• [Given exercise] The entries need to be copied exactly.

(Collection entries)
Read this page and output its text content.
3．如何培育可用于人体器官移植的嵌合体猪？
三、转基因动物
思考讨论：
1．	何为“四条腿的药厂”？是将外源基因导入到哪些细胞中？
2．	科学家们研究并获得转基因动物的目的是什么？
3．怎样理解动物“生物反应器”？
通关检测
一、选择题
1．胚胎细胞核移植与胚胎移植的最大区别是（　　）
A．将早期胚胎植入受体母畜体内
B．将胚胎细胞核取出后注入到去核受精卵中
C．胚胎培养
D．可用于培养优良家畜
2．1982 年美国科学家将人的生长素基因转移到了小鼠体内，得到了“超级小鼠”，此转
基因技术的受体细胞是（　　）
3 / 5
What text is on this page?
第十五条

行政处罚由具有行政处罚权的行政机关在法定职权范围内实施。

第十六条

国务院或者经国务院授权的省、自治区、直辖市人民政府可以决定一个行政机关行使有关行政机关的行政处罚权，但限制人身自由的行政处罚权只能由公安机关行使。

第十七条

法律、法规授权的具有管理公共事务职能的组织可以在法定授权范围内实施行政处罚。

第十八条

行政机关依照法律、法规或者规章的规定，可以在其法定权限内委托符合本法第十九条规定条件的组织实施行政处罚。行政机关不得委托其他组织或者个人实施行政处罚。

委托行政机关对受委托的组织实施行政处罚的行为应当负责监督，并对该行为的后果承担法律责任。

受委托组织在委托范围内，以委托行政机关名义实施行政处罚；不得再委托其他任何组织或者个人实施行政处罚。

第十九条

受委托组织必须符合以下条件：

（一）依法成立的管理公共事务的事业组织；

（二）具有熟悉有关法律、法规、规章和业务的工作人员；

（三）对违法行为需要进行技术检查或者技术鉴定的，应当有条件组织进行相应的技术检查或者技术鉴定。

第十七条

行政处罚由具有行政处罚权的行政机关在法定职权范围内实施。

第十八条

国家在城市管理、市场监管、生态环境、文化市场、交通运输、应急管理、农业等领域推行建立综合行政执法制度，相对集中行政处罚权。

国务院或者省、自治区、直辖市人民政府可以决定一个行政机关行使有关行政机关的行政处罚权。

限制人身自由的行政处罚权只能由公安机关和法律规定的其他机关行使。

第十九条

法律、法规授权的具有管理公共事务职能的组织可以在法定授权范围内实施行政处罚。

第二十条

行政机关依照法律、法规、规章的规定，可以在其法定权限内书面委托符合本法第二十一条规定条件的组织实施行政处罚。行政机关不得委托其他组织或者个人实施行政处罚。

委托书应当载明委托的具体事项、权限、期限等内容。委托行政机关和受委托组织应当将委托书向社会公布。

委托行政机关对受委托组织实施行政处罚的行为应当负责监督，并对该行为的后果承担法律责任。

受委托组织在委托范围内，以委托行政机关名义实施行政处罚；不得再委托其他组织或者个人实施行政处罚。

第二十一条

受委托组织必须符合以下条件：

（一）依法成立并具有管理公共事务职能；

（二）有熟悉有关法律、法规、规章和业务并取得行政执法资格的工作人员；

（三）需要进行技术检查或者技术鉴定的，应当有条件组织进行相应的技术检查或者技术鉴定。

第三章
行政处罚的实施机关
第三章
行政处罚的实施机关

• [Full output]
Read this page and output its text content.
3．如何培育可用于人体器官移植的嵌合体猪？
三、转基因动物
思考讨论：
1．	何为“四条腿的药厂”？是将外源基因导入到哪些细胞中？
2．	科学家们研究并获得转基因动物的目的是什么？
3．怎样理解动物“生物反应器”？
通关检测
一、选择题
1．胚胎细胞核移植与胚胎移植的最大区别是（　　）
A．将早期胚胎植入受体母畜体内
B．将胚胎细胞核取出后注入到去核受精卵中
C．胚胎培养
D．可用于培养优良家畜
2．1982 年美国科学家将人的生长素基因转移到了小鼠体内，得到了“超级小鼠”，此转
基因技术的受体细胞是（　　）
3 / 5
What text is on this page?
第十五条

行政处罚由具有行政处罚权的行政机关在法定职权范围内实施。

第十六条

国务院或者经国务院授权的省、自治区、直辖市人民政府可以决定一个行政机关行使有关行政机关的行政处罚权，但限制人身自由的行政处罚权只能由公安机关行使。

第十七条

法律、法规授权的具有管理公共事务职能的组织可以在法定授权范围内实施行政处罚。

第十八条

行政机关依照法律、法规或者规章的规定，可以在其法定权限内委托符合本法第十九条规定条件的组织实施行政处罚。行政机关不得委托其他组织或者个人实施行政处罚。

委托行政机关对受委托的组织实施行政处罚的行为应当负责监督，并对该行为的后果承担法律责任。

受委托组织在委托范围内，以委托行政机关名义实施行政处罚；不得再委托其他任何组织或者个人实施行政处罚。

第十九条

受委托组织必须符合以下条件：

（一）依法成立的管理公共事务的事业组织；

（二）具有熟悉有关法律、法规、规章和业务的工作人员；

（三）对违法行为需要进行技术检查或者技术鉴定的，应当有条件组织进行相应的技术检查或者技术鉴定。

第十七条

行政处罚由具有行政处罚权的行政机关在法定职权范围内实施。

第十八条

国家在城市管理、市场监管、生态环境、文化市场、交通运输、应急管理、农业等领域推行建立综合行政执法制度，相对集中行政处罚权。

国务院或者省、自治区、直辖市人民政府可以决定一个行政机关行使有关行政机关的行政处罚权。

限制人身自由的行政处罚权只能由公安机关和法律规定的其他机关行使。

第十九条

法律、法规授权的具有管理公共事务职能的组织可以在法定授权范围内实施行政处罚。

第二十条

行政机关依照法律、法规、规章的规定，可以在其法定权限内书面委托符合本法第二十一条规定条件的组织实施行政处罚。行政机关不得委托其他组织或者个人实施行政处罚。

委托书应当载明委托的具体事项、权限、期限等内容。委托行政机关和受委托组织应当将委托书向社会公布。

委托行政机关对受委托组织实施行政处罚的行为应当负责监督，并对该行为的后果承担法律责任。

受委托组织在委托范围内，以委托行政机关名义实施行政处罚；不得再委托其他组织或者个人实施行政处罚。

第二十一条

受委托组织必须符合以下条件：

（一）依法成立并具有管理公共事务职能；

（二）有熟悉有关法律、法规、规章和业务并取得行政执法资格的工作人员；

（三）需要进行技术检查或者技术鉴定的，应当有条件组织进行相应的技术检查或者技术鉴定。

第三章
行政处罚的实施机关
第三章
行政处罚的实施机关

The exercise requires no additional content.